**DIRECTIONS FOR THIS TASK:** Don't copy the pictures; return every other part of the records exactly.

**DATA PROVIDED:**
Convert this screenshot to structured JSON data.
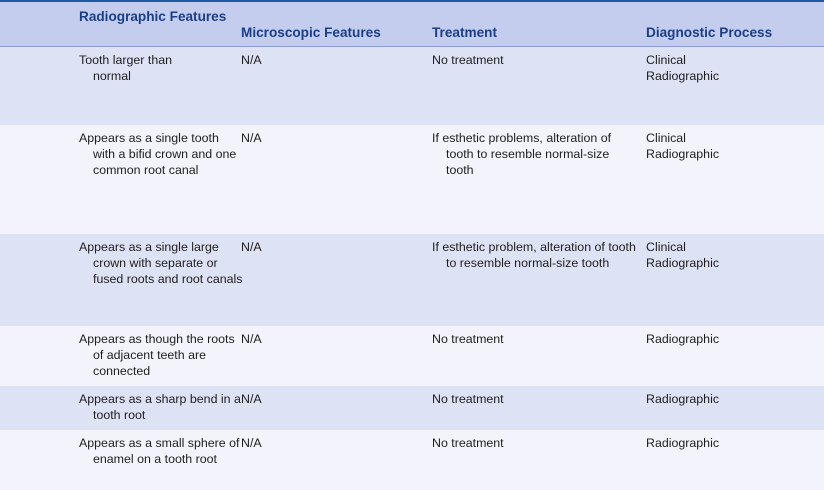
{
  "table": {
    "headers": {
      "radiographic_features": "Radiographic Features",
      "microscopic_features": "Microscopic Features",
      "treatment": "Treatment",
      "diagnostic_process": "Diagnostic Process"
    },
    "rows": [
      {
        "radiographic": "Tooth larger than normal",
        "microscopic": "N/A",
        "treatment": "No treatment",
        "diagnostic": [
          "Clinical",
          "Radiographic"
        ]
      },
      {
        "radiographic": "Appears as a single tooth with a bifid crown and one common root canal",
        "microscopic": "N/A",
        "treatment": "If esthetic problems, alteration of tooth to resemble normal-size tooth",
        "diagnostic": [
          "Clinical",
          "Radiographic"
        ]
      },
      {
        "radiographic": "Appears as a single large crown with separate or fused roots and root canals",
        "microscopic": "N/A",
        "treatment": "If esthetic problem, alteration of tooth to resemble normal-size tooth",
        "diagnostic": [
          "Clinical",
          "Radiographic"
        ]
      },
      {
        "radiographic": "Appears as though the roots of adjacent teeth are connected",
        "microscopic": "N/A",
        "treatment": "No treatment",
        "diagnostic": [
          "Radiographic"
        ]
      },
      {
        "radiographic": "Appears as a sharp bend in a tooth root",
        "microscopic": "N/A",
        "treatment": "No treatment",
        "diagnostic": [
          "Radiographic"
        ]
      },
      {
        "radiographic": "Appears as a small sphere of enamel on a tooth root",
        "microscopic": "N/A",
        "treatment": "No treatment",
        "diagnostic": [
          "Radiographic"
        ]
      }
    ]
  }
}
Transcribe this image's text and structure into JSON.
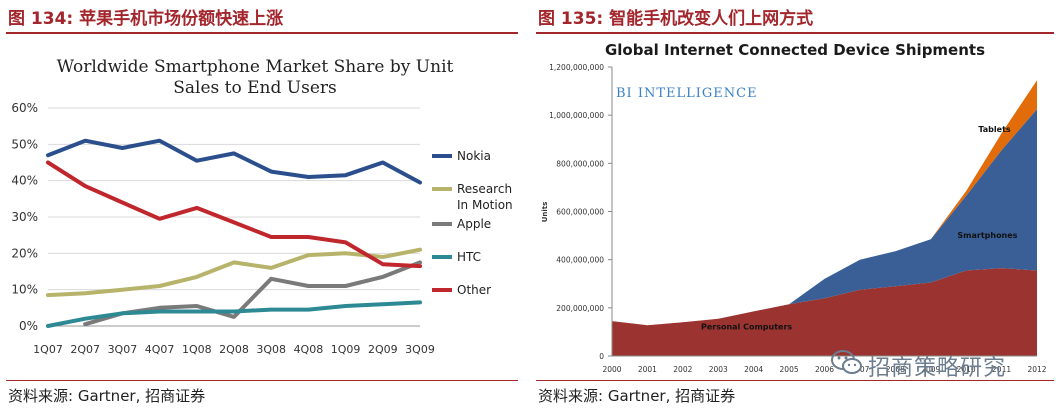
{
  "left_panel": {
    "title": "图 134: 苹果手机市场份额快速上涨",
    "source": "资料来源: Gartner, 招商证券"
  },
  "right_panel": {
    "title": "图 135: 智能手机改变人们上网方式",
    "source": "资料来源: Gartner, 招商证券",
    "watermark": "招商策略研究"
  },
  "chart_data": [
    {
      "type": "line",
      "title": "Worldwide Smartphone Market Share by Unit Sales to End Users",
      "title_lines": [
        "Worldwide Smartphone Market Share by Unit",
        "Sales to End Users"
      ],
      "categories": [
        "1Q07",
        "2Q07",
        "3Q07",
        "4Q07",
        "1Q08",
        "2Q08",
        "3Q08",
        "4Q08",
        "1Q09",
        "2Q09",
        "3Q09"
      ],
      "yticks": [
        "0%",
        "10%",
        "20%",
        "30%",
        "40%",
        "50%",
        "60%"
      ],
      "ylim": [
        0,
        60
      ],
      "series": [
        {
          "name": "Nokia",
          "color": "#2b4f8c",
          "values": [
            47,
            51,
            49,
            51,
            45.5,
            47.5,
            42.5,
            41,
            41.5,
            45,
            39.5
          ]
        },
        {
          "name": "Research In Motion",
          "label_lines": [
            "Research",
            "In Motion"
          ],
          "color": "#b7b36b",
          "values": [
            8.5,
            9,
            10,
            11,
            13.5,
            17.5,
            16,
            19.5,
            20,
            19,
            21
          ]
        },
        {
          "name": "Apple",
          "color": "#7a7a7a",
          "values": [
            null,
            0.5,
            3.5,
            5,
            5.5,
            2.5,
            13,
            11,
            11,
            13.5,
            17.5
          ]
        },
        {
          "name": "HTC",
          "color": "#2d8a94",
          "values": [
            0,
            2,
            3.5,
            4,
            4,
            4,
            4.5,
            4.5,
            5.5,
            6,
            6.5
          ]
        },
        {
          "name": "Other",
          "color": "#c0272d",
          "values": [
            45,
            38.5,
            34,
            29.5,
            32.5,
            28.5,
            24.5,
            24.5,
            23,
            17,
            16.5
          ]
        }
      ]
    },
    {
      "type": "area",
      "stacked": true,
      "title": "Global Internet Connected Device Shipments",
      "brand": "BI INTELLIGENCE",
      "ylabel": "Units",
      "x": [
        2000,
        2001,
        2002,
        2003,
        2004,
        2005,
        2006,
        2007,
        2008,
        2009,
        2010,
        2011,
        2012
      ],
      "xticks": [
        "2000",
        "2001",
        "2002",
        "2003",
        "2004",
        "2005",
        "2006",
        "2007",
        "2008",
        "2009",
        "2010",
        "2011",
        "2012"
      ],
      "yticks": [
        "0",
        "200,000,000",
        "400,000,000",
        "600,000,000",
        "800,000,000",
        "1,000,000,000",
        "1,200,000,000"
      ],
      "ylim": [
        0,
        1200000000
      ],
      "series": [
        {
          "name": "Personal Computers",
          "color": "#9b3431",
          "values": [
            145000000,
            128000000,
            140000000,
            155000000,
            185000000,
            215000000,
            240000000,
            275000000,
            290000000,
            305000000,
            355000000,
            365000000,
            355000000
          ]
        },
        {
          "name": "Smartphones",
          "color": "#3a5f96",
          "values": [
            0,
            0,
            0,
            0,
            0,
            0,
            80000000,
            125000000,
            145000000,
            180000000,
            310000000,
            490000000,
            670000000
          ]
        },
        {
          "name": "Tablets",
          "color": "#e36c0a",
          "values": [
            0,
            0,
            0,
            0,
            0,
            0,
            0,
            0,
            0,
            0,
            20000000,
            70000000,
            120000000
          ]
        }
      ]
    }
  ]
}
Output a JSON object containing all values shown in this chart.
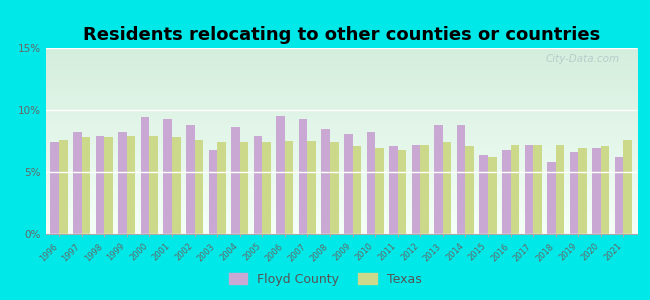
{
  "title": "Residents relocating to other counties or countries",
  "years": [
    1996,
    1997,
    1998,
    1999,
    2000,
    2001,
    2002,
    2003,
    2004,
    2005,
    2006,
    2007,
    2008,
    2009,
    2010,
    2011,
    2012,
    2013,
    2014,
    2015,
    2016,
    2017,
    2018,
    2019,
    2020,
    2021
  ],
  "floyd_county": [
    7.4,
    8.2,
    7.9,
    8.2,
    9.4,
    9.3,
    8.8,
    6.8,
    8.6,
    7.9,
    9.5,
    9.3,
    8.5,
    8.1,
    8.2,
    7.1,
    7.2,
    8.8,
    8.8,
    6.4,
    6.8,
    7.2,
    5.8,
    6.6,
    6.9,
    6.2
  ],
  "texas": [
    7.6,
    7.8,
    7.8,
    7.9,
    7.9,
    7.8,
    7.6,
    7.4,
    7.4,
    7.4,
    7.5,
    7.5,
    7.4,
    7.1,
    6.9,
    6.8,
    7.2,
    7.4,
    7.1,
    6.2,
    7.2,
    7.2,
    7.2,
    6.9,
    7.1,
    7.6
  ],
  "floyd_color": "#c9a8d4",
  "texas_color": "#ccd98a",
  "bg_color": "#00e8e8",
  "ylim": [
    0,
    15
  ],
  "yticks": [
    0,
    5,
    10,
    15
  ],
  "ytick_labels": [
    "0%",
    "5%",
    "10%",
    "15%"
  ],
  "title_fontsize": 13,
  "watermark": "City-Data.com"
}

**CORRECT RESPONSE:**
Convert this screenshot to structured JSON data.
{
  "table": {
    "headers": {
      "radiographic_features": "Radiographic Features",
      "microscopic_features": "Microscopic Features",
      "treatment": "Treatment",
      "diagnostic_process": "Diagnostic Process"
    },
    "rows": [
      {
        "radiographic": "Tooth larger than normal",
        "microscopic": "N/A",
        "treatment": "No treatment",
        "diagnostic": [
          "Clinical",
          "Radiographic"
        ]
      },
      {
        "radiographic": "Appears as a single tooth with a bifid crown and one common root canal",
        "microscopic": "N/A",
        "treatment": "If esthetic problems, alteration of tooth to resemble normal-size tooth",
        "diagnostic": [
          "Clinical",
          "Radiographic"
        ]
      },
      {
        "radiographic": "Appears as a single large crown with separate or fused roots and root canals",
        "microscopic": "N/A",
        "treatment": "If esthetic problem, alteration of tooth to resemble normal-size tooth",
        "diagnostic": [
          "Clinical",
          "Radiographic"
        ]
      },
      {
        "radiographic": "Appears as though the roots of adjacent teeth are connected",
        "microscopic": "N/A",
        "treatment": "No treatment",
        "diagnostic": [
          "Radiographic"
        ]
      },
      {
        "radiographic": "Appears as a sharp bend in a tooth root",
        "microscopic": "N/A",
        "treatment": "No treatment",
        "diagnostic": [
          "Radiographic"
        ]
      },
      {
        "radiographic": "Appears as a small sphere of enamel on a tooth root",
        "microscopic": "N/A",
        "treatment": "No treatment",
        "diagnostic": [
          "Radiographic"
        ]
      }
    ]
  }
}
Transcribe this image's text and structure into JSON.
{
  "left_panel": {
    "title": "图 134: 苹果手机市场份额快速上涨",
    "source": "资料来源: Gartner, 招商证券"
  },
  "right_panel": {
    "title": "图 135: 智能手机改变人们上网方式",
    "source": "资料来源: Gartner, 招商证券",
    "watermark": "招商策略研究"
  },
  "chart_data": [
    {
      "type": "line",
      "title": "Worldwide Smartphone Market Share by Unit Sales to End Users",
      "title_lines": [
        "Worldwide Smartphone Market Share by Unit",
        "Sales to End Users"
      ],
      "categories": [
        "1Q07",
        "2Q07",
        "3Q07",
        "4Q07",
        "1Q08",
        "2Q08",
        "3Q08",
        "4Q08",
        "1Q09",
        "2Q09",
        "3Q09"
      ],
      "yticks": [
        "0%",
        "10%",
        "20%",
        "30%",
        "40%",
        "50%",
        "60%"
      ],
      "ylim": [
        0,
        60
      ],
      "series": [
        {
          "name": "Nokia",
          "color": "#2b4f8c",
          "values": [
            47,
            51,
            49,
            51,
            45.5,
            47.5,
            42.5,
            41,
            41.5,
            45,
            39.5
          ]
        },
        {
          "name": "Research In Motion",
          "label_lines": [
            "Research",
            "In Motion"
          ],
          "color": "#b7b36b",
          "values": [
            8.5,
            9,
            10,
            11,
            13.5,
            17.5,
            16,
            19.5,
            20,
            19,
            21
          ]
        },
        {
          "name": "Apple",
          "color": "#7a7a7a",
          "values": [
            null,
            0.5,
            3.5,
            5,
            5.5,
            2.5,
            13,
            11,
            11,
            13.5,
            17.5
          ]
        },
        {
          "name": "HTC",
          "color": "#2d8a94",
          "values": [
            0,
            2,
            3.5,
            4,
            4,
            4,
            4.5,
            4.5,
            5.5,
            6,
            6.5
          ]
        },
        {
          "name": "Other",
          "color": "#c0272d",
          "values": [
            45,
            38.5,
            34,
            29.5,
            32.5,
            28.5,
            24.5,
            24.5,
            23,
            17,
            16.5
          ]
        }
      ]
    },
    {
      "type": "area",
      "stacked": true,
      "title": "Global Internet Connected Device Shipments",
      "brand": "BI INTELLIGENCE",
      "ylabel": "Units",
      "x": [
        2000,
        2001,
        2002,
        2003,
        2004,
        2005,
        2006,
        2007,
        2008,
        2009,
        2010,
        2011,
        2012
      ],
      "xticks": [
        "2000",
        "2001",
        "2002",
        "2003",
        "2004",
        "2005",
        "2006",
        "2007",
        "2008",
        "2009",
        "2010",
        "2011",
        "2012"
      ],
      "yticks": [
        "0",
        "200,000,000",
        "400,000,000",
        "600,000,000",
        "800,000,000",
        "1,000,000,000",
        "1,200,000,000"
      ],
      "ylim": [
        0,
        1200000000
      ],
      "series": [
        {
          "name": "Personal Computers",
          "color": "#9b3431",
          "values": [
            145000000,
            128000000,
            140000000,
            155000000,
            185000000,
            215000000,
            240000000,
            275000000,
            290000000,
            305000000,
            355000000,
            365000000,
            355000000
          ]
        },
        {
          "name": "Smartphones",
          "color": "#3a5f96",
          "values": [
            0,
            0,
            0,
            0,
            0,
            0,
            80000000,
            125000000,
            145000000,
            180000000,
            310000000,
            490000000,
            670000000
          ]
        },
        {
          "name": "Tablets",
          "color": "#e36c0a",
          "values": [
            0,
            0,
            0,
            0,
            0,
            0,
            0,
            0,
            0,
            0,
            20000000,
            70000000,
            120000000
          ]
        }
      ]
    }
  ]
}
Output a JSON object containing all values shown in this chart.
{
  "title": "Residents relocating to other counties or countries",
  "years": [
    1996,
    1997,
    1998,
    1999,
    2000,
    2001,
    2002,
    2003,
    2004,
    2005,
    2006,
    2007,
    2008,
    2009,
    2010,
    2011,
    2012,
    2013,
    2014,
    2015,
    2016,
    2017,
    2018,
    2019,
    2020,
    2021
  ],
  "floyd_county": [
    7.4,
    8.2,
    7.9,
    8.2,
    9.4,
    9.3,
    8.8,
    6.8,
    8.6,
    7.9,
    9.5,
    9.3,
    8.5,
    8.1,
    8.2,
    7.1,
    7.2,
    8.8,
    8.8,
    6.4,
    6.8,
    7.2,
    5.8,
    6.6,
    6.9,
    6.2
  ],
  "texas": [
    7.6,
    7.8,
    7.8,
    7.9,
    7.9,
    7.8,
    7.6,
    7.4,
    7.4,
    7.4,
    7.5,
    7.5,
    7.4,
    7.1,
    6.9,
    6.8,
    7.2,
    7.4,
    7.1,
    6.2,
    7.2,
    7.2,
    7.2,
    6.9,
    7.1,
    7.6
  ],
  "floyd_color": "#c9a8d4",
  "texas_color": "#ccd98a",
  "bg_color": "#00e8e8",
  "ylim": [
    0,
    15
  ],
  "yticks": [
    0,
    5,
    10,
    15
  ],
  "ytick_labels": [
    "0%",
    "5%",
    "10%",
    "15%"
  ],
  "title_fontsize": 13,
  "watermark": "City-Data.com"
}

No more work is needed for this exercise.